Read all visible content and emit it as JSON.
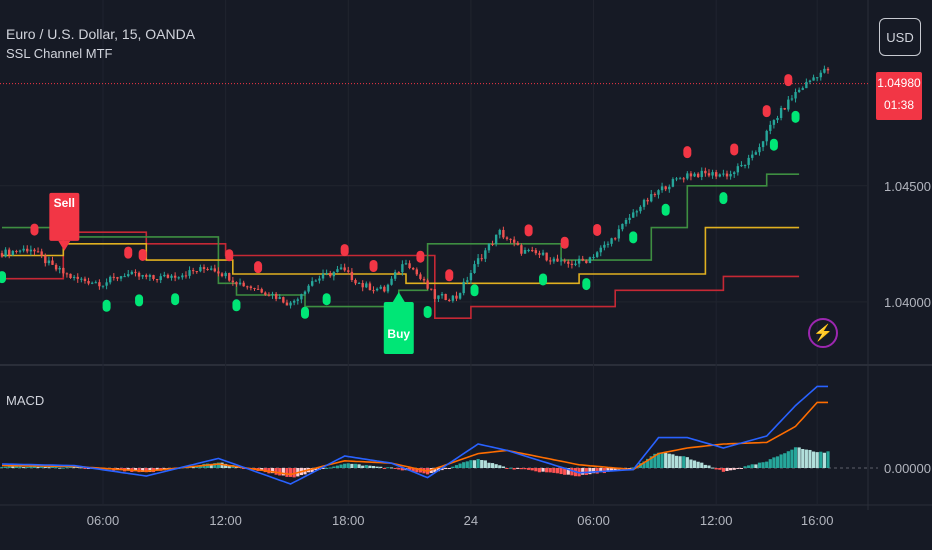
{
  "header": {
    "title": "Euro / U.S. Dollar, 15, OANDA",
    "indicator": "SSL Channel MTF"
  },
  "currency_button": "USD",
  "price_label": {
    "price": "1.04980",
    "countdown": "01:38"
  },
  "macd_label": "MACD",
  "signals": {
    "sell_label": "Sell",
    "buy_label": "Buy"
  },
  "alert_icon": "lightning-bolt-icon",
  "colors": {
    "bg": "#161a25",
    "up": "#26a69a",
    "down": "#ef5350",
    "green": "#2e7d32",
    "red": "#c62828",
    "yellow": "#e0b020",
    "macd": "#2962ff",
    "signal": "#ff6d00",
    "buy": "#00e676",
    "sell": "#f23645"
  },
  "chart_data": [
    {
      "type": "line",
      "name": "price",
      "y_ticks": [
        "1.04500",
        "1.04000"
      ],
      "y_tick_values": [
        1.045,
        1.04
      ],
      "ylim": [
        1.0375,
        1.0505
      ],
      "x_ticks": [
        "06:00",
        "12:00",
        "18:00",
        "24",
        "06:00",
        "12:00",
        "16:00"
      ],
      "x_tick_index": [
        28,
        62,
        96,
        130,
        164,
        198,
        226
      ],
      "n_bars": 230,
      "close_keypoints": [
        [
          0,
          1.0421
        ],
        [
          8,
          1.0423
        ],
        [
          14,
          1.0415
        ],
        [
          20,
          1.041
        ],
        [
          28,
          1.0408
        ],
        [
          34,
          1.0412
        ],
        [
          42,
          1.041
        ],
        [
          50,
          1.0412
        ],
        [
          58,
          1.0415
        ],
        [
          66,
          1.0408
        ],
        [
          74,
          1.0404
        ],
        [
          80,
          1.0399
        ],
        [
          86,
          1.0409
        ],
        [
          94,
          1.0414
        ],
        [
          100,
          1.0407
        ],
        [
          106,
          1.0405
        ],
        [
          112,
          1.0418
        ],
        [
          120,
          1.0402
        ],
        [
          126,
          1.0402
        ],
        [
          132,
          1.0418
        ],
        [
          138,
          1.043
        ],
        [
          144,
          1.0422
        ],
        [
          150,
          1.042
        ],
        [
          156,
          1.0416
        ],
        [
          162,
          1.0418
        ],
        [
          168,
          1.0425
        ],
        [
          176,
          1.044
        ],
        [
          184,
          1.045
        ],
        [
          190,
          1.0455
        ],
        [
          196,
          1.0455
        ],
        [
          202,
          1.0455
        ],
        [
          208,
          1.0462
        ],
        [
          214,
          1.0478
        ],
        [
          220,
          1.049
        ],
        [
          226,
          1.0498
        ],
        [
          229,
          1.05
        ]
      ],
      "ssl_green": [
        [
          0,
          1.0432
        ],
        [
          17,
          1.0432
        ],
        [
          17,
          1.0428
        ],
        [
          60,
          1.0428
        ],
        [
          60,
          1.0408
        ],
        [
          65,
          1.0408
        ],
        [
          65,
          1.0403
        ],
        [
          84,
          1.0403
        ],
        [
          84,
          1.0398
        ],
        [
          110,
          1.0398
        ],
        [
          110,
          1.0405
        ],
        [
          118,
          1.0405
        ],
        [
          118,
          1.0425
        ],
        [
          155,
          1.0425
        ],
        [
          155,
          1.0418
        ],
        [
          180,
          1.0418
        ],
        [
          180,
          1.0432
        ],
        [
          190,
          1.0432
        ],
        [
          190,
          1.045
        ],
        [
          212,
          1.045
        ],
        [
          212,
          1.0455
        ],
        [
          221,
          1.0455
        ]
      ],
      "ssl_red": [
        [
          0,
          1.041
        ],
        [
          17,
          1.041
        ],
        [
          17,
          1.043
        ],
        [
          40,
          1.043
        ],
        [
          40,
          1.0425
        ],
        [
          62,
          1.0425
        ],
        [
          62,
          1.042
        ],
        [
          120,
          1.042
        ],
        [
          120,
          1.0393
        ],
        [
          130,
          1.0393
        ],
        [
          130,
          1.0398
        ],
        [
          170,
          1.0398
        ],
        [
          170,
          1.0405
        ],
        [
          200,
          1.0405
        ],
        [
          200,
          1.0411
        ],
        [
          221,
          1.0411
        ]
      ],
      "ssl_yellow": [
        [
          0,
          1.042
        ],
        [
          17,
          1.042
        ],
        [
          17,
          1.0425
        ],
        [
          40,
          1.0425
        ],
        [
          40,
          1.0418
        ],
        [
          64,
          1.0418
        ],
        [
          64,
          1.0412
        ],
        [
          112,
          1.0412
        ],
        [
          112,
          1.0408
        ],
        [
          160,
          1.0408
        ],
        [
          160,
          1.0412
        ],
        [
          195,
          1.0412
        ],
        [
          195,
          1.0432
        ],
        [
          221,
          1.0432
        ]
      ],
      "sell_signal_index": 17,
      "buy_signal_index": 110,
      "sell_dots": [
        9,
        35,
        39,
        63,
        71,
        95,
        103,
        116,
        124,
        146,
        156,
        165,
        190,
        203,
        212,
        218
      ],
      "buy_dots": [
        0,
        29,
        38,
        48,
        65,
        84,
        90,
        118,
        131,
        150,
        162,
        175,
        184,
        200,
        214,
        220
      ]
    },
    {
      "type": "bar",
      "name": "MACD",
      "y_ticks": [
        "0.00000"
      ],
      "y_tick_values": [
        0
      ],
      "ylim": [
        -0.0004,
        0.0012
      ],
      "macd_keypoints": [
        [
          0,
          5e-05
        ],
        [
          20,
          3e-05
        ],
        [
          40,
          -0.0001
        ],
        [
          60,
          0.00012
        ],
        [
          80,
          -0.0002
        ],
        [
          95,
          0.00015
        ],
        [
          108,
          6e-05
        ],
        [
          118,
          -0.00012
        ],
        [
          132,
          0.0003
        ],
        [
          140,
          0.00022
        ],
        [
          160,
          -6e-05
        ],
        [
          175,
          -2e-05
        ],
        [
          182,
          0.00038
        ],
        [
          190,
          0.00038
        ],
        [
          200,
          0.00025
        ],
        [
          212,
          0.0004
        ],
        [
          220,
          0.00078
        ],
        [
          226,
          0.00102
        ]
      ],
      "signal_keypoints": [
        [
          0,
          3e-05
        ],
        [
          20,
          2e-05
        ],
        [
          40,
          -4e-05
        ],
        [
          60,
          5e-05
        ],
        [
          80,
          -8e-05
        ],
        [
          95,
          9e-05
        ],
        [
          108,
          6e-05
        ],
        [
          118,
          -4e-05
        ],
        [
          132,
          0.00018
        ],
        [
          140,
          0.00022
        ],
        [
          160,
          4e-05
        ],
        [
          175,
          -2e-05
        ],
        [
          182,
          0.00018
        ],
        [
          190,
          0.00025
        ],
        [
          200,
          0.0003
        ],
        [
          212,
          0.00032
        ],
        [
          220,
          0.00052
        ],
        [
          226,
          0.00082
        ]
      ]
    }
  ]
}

* **TO BE DONE**: Transcribe every entry above exactly. Omit all pictures.

* **WRITTEN SOLUTION**:
Read all visible content and emit it as JSON.
{
  "header": {
    "title": "Euro / U.S. Dollar, 15, OANDA",
    "indicator": "SSL Channel MTF"
  },
  "currency_button": "USD",
  "price_label": {
    "price": "1.04980",
    "countdown": "01:38"
  },
  "macd_label": "MACD",
  "signals": {
    "sell_label": "Sell",
    "buy_label": "Buy"
  },
  "alert_icon": "lightning-bolt-icon",
  "colors": {
    "bg": "#161a25",
    "up": "#26a69a",
    "down": "#ef5350",
    "green": "#2e7d32",
    "red": "#c62828",
    "yellow": "#e0b020",
    "macd": "#2962ff",
    "signal": "#ff6d00",
    "buy": "#00e676",
    "sell": "#f23645"
  },
  "chart_data": [
    {
      "type": "line",
      "name": "price",
      "y_ticks": [
        "1.04500",
        "1.04000"
      ],
      "y_tick_values": [
        1.045,
        1.04
      ],
      "ylim": [
        1.0375,
        1.0505
      ],
      "x_ticks": [
        "06:00",
        "12:00",
        "18:00",
        "24",
        "06:00",
        "12:00",
        "16:00"
      ],
      "x_tick_index": [
        28,
        62,
        96,
        130,
        164,
        198,
        226
      ],
      "n_bars": 230,
      "close_keypoints": [
        [
          0,
          1.0421
        ],
        [
          8,
          1.0423
        ],
        [
          14,
          1.0415
        ],
        [
          20,
          1.041
        ],
        [
          28,
          1.0408
        ],
        [
          34,
          1.0412
        ],
        [
          42,
          1.041
        ],
        [
          50,
          1.0412
        ],
        [
          58,
          1.0415
        ],
        [
          66,
          1.0408
        ],
        [
          74,
          1.0404
        ],
        [
          80,
          1.0399
        ],
        [
          86,
          1.0409
        ],
        [
          94,
          1.0414
        ],
        [
          100,
          1.0407
        ],
        [
          106,
          1.0405
        ],
        [
          112,
          1.0418
        ],
        [
          120,
          1.0402
        ],
        [
          126,
          1.0402
        ],
        [
          132,
          1.0418
        ],
        [
          138,
          1.043
        ],
        [
          144,
          1.0422
        ],
        [
          150,
          1.042
        ],
        [
          156,
          1.0416
        ],
        [
          162,
          1.0418
        ],
        [
          168,
          1.0425
        ],
        [
          176,
          1.044
        ],
        [
          184,
          1.045
        ],
        [
          190,
          1.0455
        ],
        [
          196,
          1.0455
        ],
        [
          202,
          1.0455
        ],
        [
          208,
          1.0462
        ],
        [
          214,
          1.0478
        ],
        [
          220,
          1.049
        ],
        [
          226,
          1.0498
        ],
        [
          229,
          1.05
        ]
      ],
      "ssl_green": [
        [
          0,
          1.0432
        ],
        [
          17,
          1.0432
        ],
        [
          17,
          1.0428
        ],
        [
          60,
          1.0428
        ],
        [
          60,
          1.0408
        ],
        [
          65,
          1.0408
        ],
        [
          65,
          1.0403
        ],
        [
          84,
          1.0403
        ],
        [
          84,
          1.0398
        ],
        [
          110,
          1.0398
        ],
        [
          110,
          1.0405
        ],
        [
          118,
          1.0405
        ],
        [
          118,
          1.0425
        ],
        [
          155,
          1.0425
        ],
        [
          155,
          1.0418
        ],
        [
          180,
          1.0418
        ],
        [
          180,
          1.0432
        ],
        [
          190,
          1.0432
        ],
        [
          190,
          1.045
        ],
        [
          212,
          1.045
        ],
        [
          212,
          1.0455
        ],
        [
          221,
          1.0455
        ]
      ],
      "ssl_red": [
        [
          0,
          1.041
        ],
        [
          17,
          1.041
        ],
        [
          17,
          1.043
        ],
        [
          40,
          1.043
        ],
        [
          40,
          1.0425
        ],
        [
          62,
          1.0425
        ],
        [
          62,
          1.042
        ],
        [
          120,
          1.042
        ],
        [
          120,
          1.0393
        ],
        [
          130,
          1.0393
        ],
        [
          130,
          1.0398
        ],
        [
          170,
          1.0398
        ],
        [
          170,
          1.0405
        ],
        [
          200,
          1.0405
        ],
        [
          200,
          1.0411
        ],
        [
          221,
          1.0411
        ]
      ],
      "ssl_yellow": [
        [
          0,
          1.042
        ],
        [
          17,
          1.042
        ],
        [
          17,
          1.0425
        ],
        [
          40,
          1.0425
        ],
        [
          40,
          1.0418
        ],
        [
          64,
          1.0418
        ],
        [
          64,
          1.0412
        ],
        [
          112,
          1.0412
        ],
        [
          112,
          1.0408
        ],
        [
          160,
          1.0408
        ],
        [
          160,
          1.0412
        ],
        [
          195,
          1.0412
        ],
        [
          195,
          1.0432
        ],
        [
          221,
          1.0432
        ]
      ],
      "sell_signal_index": 17,
      "buy_signal_index": 110,
      "sell_dots": [
        9,
        35,
        39,
        63,
        71,
        95,
        103,
        116,
        124,
        146,
        156,
        165,
        190,
        203,
        212,
        218
      ],
      "buy_dots": [
        0,
        29,
        38,
        48,
        65,
        84,
        90,
        118,
        131,
        150,
        162,
        175,
        184,
        200,
        214,
        220
      ]
    },
    {
      "type": "bar",
      "name": "MACD",
      "y_ticks": [
        "0.00000"
      ],
      "y_tick_values": [
        0
      ],
      "ylim": [
        -0.0004,
        0.0012
      ],
      "macd_keypoints": [
        [
          0,
          5e-05
        ],
        [
          20,
          3e-05
        ],
        [
          40,
          -0.0001
        ],
        [
          60,
          0.00012
        ],
        [
          80,
          -0.0002
        ],
        [
          95,
          0.00015
        ],
        [
          108,
          6e-05
        ],
        [
          118,
          -0.00012
        ],
        [
          132,
          0.0003
        ],
        [
          140,
          0.00022
        ],
        [
          160,
          -6e-05
        ],
        [
          175,
          -2e-05
        ],
        [
          182,
          0.00038
        ],
        [
          190,
          0.00038
        ],
        [
          200,
          0.00025
        ],
        [
          212,
          0.0004
        ],
        [
          220,
          0.00078
        ],
        [
          226,
          0.00102
        ]
      ],
      "signal_keypoints": [
        [
          0,
          3e-05
        ],
        [
          20,
          2e-05
        ],
        [
          40,
          -4e-05
        ],
        [
          60,
          5e-05
        ],
        [
          80,
          -8e-05
        ],
        [
          95,
          9e-05
        ],
        [
          108,
          6e-05
        ],
        [
          118,
          -4e-05
        ],
        [
          132,
          0.00018
        ],
        [
          140,
          0.00022
        ],
        [
          160,
          4e-05
        ],
        [
          175,
          -2e-05
        ],
        [
          182,
          0.00018
        ],
        [
          190,
          0.00025
        ],
        [
          200,
          0.0003
        ],
        [
          212,
          0.00032
        ],
        [
          220,
          0.00052
        ],
        [
          226,
          0.00082
        ]
      ]
    }
  ]
}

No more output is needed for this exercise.